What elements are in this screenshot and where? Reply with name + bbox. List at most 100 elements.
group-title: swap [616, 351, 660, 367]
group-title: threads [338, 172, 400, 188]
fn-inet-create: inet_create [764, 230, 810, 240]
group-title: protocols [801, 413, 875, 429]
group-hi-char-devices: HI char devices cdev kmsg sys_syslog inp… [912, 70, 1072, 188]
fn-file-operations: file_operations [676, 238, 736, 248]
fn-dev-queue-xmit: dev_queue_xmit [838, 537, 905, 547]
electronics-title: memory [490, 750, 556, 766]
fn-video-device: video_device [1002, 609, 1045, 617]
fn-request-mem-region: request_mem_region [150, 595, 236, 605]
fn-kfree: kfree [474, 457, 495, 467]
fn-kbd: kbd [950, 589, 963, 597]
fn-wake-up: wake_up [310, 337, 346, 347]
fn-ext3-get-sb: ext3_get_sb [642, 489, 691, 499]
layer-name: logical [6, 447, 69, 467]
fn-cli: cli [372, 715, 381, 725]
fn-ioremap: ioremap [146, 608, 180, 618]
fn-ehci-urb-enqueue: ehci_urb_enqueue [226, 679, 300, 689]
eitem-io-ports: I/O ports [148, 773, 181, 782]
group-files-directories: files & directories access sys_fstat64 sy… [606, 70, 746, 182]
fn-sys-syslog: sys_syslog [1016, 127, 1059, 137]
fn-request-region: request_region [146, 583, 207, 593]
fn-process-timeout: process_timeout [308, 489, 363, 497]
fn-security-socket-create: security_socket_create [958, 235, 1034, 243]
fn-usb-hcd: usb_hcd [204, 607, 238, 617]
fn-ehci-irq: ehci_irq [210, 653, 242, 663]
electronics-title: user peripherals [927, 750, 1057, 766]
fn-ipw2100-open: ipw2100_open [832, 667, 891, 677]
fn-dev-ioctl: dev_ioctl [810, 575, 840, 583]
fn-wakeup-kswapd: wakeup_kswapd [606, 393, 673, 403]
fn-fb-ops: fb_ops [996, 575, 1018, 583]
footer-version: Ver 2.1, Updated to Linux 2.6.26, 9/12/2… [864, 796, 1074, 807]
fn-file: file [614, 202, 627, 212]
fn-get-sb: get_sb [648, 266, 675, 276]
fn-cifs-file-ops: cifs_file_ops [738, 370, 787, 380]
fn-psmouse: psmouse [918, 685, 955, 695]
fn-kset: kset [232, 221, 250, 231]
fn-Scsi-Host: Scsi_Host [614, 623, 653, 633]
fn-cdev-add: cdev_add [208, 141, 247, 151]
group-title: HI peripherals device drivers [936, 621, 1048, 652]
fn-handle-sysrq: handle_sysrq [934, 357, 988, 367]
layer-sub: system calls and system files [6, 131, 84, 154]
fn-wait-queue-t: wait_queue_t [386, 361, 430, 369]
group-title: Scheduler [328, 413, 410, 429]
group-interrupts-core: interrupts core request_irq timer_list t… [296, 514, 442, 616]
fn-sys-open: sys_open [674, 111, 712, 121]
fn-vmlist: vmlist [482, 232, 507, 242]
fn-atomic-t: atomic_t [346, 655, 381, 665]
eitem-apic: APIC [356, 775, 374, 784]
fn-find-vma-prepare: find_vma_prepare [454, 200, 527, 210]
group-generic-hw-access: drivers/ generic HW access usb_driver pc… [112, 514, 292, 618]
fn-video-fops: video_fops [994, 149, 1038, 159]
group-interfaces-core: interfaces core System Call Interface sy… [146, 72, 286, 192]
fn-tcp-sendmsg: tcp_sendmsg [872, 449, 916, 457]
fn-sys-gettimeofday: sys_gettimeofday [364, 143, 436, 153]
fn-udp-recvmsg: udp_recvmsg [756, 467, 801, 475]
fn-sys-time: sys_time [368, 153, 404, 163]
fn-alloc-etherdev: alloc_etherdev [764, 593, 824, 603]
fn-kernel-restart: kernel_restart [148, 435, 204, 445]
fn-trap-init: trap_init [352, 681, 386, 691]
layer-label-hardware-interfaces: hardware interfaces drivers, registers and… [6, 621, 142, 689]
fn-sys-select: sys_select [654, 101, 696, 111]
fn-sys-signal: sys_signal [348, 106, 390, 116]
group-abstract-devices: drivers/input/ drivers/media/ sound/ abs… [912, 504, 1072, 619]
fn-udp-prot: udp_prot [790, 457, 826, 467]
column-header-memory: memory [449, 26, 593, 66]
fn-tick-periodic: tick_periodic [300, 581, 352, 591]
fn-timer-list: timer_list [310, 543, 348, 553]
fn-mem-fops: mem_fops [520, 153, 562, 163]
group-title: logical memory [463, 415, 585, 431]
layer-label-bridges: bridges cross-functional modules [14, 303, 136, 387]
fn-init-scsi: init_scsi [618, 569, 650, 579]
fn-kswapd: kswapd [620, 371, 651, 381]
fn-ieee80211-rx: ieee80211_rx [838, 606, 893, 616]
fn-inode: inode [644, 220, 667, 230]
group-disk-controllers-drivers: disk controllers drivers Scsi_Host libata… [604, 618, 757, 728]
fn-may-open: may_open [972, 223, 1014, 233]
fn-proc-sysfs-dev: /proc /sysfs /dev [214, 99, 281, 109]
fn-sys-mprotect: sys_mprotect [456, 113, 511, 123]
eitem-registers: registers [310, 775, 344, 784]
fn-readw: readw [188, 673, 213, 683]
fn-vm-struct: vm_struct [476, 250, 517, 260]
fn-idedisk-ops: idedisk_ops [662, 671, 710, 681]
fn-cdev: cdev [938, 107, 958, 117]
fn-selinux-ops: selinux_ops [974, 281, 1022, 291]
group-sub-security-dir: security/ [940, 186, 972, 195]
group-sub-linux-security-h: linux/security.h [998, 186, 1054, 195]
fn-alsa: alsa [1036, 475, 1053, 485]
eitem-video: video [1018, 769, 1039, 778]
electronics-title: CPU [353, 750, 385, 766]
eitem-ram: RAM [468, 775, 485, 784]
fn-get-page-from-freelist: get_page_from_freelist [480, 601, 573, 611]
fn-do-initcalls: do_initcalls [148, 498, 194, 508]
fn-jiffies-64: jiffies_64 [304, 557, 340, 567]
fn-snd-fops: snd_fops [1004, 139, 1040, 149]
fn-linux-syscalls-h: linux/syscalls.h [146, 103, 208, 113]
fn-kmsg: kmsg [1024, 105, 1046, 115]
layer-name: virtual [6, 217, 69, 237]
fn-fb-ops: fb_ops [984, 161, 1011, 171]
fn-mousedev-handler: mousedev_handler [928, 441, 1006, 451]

________________________

Aim of the task: Put the material from its first line through the line containing "fn-fb-ops: fb_ops [996, 575, 1018, 583]" into a numbered list, leaving out any blank lines.

Full solution:
1. What elements are in this screenshot and where? Reply with name + bbox. List at most 100 elements.
2. group-title: swap [616, 351, 660, 367]
3. group-title: threads [338, 172, 400, 188]
4. fn-inet-create: inet_create [764, 230, 810, 240]
5. group-title: protocols [801, 413, 875, 429]
6. group-hi-char-devices: HI char devices cdev kmsg sys_syslog inp… [912, 70, 1072, 188]
7. fn-file-operations: file_operations [676, 238, 736, 248]
8. fn-dev-queue-xmit: dev_queue_xmit [838, 537, 905, 547]
9. electronics-title: memory [490, 750, 556, 766]
10. fn-video-device: video_device [1002, 609, 1045, 617]
11. fn-request-mem-region: request_mem_region [150, 595, 236, 605]
12. fn-kfree: kfree [474, 457, 495, 467]
13. fn-kbd: kbd [950, 589, 963, 597]
14. fn-wake-up: wake_up [310, 337, 346, 347]
15. fn-ext3-get-sb: ext3_get_sb [642, 489, 691, 499]
16. layer-name: logical [6, 447, 69, 467]
17. fn-cli: cli [372, 715, 381, 725]
18. fn-ioremap: ioremap [146, 608, 180, 618]
19. fn-ehci-urb-enqueue: ehci_urb_enqueue [226, 679, 300, 689]
20. eitem-io-ports: I/O ports [148, 773, 181, 782]
21. group-files-directories: files & directories access sys_fstat64 sy… [606, 70, 746, 182]
22. fn-sys-syslog: sys_syslog [1016, 127, 1059, 137]
23. fn-request-region: request_region [146, 583, 207, 593]
24. fn-process-timeout: process_timeout [308, 489, 363, 497]
25. fn-security-socket-create: security_socket_create [958, 235, 1034, 243]
26. fn-usb-hcd: usb_hcd [204, 607, 238, 617]
27. fn-ehci-irq: ehci_irq [210, 653, 242, 663]
28. electronics-title: user peripherals [927, 750, 1057, 766]
29. fn-ipw2100-open: ipw2100_open [832, 667, 891, 677]
30. fn-dev-ioctl: dev_ioctl [810, 575, 840, 583]
31. fn-wakeup-kswapd: wakeup_kswapd [606, 393, 673, 403]
32. fn-fb-ops: fb_ops [996, 575, 1018, 583]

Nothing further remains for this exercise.